**Data rows:**
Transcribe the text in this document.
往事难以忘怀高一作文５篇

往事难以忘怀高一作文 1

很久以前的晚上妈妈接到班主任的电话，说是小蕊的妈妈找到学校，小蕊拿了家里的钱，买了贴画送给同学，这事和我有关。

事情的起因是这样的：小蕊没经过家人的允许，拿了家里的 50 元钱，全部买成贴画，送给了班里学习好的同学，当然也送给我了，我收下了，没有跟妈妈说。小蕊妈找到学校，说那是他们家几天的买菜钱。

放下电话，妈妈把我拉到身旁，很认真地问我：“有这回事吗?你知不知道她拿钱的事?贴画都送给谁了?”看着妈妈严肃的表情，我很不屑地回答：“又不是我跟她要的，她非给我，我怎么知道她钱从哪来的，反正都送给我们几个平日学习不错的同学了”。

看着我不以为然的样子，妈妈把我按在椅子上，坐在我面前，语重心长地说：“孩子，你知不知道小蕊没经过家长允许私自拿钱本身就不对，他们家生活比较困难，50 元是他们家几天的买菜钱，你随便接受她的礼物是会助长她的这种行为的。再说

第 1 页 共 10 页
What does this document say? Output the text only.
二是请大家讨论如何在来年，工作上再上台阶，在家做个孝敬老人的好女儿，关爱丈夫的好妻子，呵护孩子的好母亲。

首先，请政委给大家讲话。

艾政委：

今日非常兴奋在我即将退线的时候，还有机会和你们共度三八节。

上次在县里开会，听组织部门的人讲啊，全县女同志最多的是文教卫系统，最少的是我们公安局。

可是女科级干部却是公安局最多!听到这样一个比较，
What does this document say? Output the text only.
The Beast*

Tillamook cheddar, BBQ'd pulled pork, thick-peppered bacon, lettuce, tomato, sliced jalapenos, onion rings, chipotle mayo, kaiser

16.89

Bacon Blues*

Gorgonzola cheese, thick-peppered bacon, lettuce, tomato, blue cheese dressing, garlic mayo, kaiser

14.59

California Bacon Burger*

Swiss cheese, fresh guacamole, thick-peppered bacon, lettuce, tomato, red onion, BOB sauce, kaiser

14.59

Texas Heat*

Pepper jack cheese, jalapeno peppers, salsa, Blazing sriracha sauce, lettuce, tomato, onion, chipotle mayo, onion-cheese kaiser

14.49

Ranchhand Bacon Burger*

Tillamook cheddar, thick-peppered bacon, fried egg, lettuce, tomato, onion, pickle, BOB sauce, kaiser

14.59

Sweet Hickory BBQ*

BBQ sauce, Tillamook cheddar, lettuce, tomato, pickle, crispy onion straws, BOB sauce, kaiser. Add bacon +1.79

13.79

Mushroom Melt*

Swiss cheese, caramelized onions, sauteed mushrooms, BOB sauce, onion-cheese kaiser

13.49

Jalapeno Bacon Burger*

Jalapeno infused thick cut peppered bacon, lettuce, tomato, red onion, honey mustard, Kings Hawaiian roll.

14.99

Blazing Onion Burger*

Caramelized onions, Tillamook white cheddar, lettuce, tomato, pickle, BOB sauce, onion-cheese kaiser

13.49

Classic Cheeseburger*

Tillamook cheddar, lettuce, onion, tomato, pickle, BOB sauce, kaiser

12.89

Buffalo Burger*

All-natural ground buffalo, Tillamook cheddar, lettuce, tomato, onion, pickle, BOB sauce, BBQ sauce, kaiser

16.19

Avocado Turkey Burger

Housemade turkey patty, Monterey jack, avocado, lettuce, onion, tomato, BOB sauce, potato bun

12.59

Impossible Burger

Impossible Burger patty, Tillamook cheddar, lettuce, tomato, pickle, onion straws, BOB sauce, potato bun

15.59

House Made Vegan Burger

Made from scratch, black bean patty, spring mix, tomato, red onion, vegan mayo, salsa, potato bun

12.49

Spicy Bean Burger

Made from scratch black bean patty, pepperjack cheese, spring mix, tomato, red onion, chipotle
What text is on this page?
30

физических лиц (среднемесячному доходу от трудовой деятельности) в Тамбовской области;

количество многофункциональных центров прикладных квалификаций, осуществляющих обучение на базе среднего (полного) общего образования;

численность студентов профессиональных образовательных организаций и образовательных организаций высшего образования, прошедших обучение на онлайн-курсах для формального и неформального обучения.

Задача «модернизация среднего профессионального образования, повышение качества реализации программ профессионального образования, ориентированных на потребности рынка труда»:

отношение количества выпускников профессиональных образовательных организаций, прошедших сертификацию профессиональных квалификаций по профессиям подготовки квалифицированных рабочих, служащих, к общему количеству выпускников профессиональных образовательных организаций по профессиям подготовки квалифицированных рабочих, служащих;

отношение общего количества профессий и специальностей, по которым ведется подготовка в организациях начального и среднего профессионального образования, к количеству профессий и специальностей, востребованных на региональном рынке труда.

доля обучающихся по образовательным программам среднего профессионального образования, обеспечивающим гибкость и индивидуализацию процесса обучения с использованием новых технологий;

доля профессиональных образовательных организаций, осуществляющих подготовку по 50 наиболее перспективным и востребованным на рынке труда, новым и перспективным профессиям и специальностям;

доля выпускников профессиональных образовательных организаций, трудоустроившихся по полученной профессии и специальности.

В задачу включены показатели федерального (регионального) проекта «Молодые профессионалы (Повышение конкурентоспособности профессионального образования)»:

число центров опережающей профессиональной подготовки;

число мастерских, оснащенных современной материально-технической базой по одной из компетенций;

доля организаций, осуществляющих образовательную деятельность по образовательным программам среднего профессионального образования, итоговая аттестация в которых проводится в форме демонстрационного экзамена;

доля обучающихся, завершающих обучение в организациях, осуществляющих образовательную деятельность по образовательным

**Instruction:**
Return all of the entries word for word.

**Complete answer:**
Transcribe the text in this document.
往事难以忘怀高一作文５篇

往事难以忘怀高一作文 1

很久以前的晚上妈妈接到班主任的电话，说是小蕊的妈妈找到学校，小蕊拿了家里的钱，买了贴画送给同学，这事和我有关。

事情的起因是这样的：小蕊没经过家人的允许，拿了家里的 50 元钱，全部买成贴画，送给了班里学习好的同学，当然也送给我了，我收下了，没有跟妈妈说。小蕊妈找到学校，说那是他们家几天的买菜钱。

放下电话，妈妈把我拉到身旁，很认真地问我：“有这回事吗?你知不知道她拿钱的事?贴画都送给谁了?”看着妈妈严肃的表情，我很不屑地回答：“又不是我跟她要的，她非给我，我怎么知道她钱从哪来的，反正都送给我们几个平日学习不错的同学了”。

看着我不以为然的样子，妈妈把我按在椅子上，坐在我面前，语重心长地说：“孩子，你知不知道小蕊没经过家长允许私自拿钱本身就不对，他们家生活比较困难，50 元是他们家几天的买菜钱，你随便接受她的礼物是会助长她的这种行为的。再说

第 1 页 共 10 页
What does this document say? Output the text only.
二是请大家讨论如何在来年，工作上再上台阶，在家做个孝敬老人的好女儿，关爱丈夫的好妻子，呵护孩子的好母亲。

首先，请政委给大家讲话。

艾政委：

今日非常兴奋在我即将退线的时候，还有机会和你们共度三八节。

上次在县里开会，听组织部门的人讲啊，全县女同志最多的是文教卫系统，最少的是我们公安局。

可是女科级干部却是公安局最多!听到这样一个比较，
What does this document say? Output the text only.
The Beast*

Tillamook cheddar, BBQ'd pulled pork, thick-peppered bacon, lettuce, tomato, sliced jalapenos, onion rings, chipotle mayo, kaiser

16.89

Bacon Blues*

Gorgonzola cheese, thick-peppered bacon, lettuce, tomato, blue cheese dressing, garlic mayo, kaiser

14.59

California Bacon Burger*

Swiss cheese, fresh guacamole, thick-peppered bacon, lettuce, tomato, red onion, BOB sauce, kaiser

14.59

Texas Heat*

Pepper jack cheese, jalapeno peppers, salsa, Blazing sriracha sauce, lettuce, tomato, onion, chipotle mayo, onion-cheese kaiser

14.49

Ranchhand Bacon Burger*

Tillamook cheddar, thick-peppered bacon, fried egg, lettuce, tomato, onion, pickle, BOB sauce, kaiser

14.59

Sweet Hickory BBQ*

BBQ sauce, Tillamook cheddar, lettuce, tomato, pickle, crispy onion straws, BOB sauce, kaiser. Add bacon +1.79

13.79

Mushroom Melt*

Swiss cheese, caramelized onions, sauteed mushrooms, BOB sauce, onion-cheese kaiser

13.49

Jalapeno Bacon Burger*

Jalapeno infused thick cut peppered bacon, lettuce, tomato, red onion, honey mustard, Kings Hawaiian roll.

14.99

Blazing Onion Burger*

Caramelized onions, Tillamook white cheddar, lettuce, tomato, pickle, BOB sauce, onion-cheese kaiser

13.49

Classic Cheeseburger*

Tillamook cheddar, lettuce, onion, tomato, pickle, BOB sauce, kaiser

12.89

Buffalo Burger*

All-natural ground buffalo, Tillamook cheddar, lettuce, tomato, onion, pickle, BOB sauce, BBQ sauce, kaiser

16.19

Avocado Turkey Burger

Housemade turkey patty, Monterey jack, avocado, lettuce, onion, tomato, BOB sauce, potato bun

12.59

Impossible Burger

Impossible Burger patty, Tillamook cheddar, lettuce, tomato, pickle, onion straws, BOB sauce, potato bun

15.59

House Made Vegan Burger

Made from scratch, black bean patty, spring mix, tomato, red onion, vegan mayo, salsa, potato bun

12.49

Spicy Bean Burger

Made from scratch black bean patty, pepperjack cheese, spring mix, tomato, red onion, chipotle
What text is on this page?
30

физических лиц (среднемесячному доходу от трудовой деятельности) в Тамбовской области;

количество многофункциональных центров прикладных квалификаций, осуществляющих обучение на базе среднего (полного) общего образования;

численность студентов профессиональных образовательных организаций и образовательных организаций высшего образования, прошедших обучение на онлайн-курсах для формального и неформального обучения.

Задача «модернизация среднего профессионального образования, повышение качества реализации программ профессионального образования, ориентированных на потребности рынка труда»:

отношение количества выпускников профессиональных образовательных организаций, прошедших сертификацию профессиональных квалификаций по профессиям подготовки квалифицированных рабочих, служащих, к общему количеству выпускников профессиональных образовательных организаций по профессиям подготовки квалифицированных рабочих, служащих;

отношение общего количества профессий и специальностей, по которым ведется подготовка в организациях начального и среднего профессионального образования, к количеству профессий и специальностей, востребованных на региональном рынке труда.

доля обучающихся по образовательным программам среднего профессионального образования, обеспечивающим гибкость и индивидуализацию процесса обучения с использованием новых технологий;

доля профессиональных образовательных организаций, осуществляющих подготовку по 50 наиболее перспективным и востребованным на рынке труда, новым и перспективным профессиям и специальностям;

доля выпускников профессиональных образовательных организаций, трудоустроившихся по полученной профессии и специальности.

В задачу включены показатели федерального (регионального) проекта «Молодые профессионалы (Повышение конкурентоспособности профессионального образования)»:

число центров опережающей профессиональной подготовки;

число мастерских, оснащенных современной материально-технической базой по одной из компетенций;

доля организаций, осуществляющих образовательную деятельность по образовательным программам среднего профессионального образования, итоговая аттестация в которых проводится в форме демонстрационного экзамена;

доля обучающихся, завершающих обучение в организациях, осуществляющих образовательную деятельность по образовательным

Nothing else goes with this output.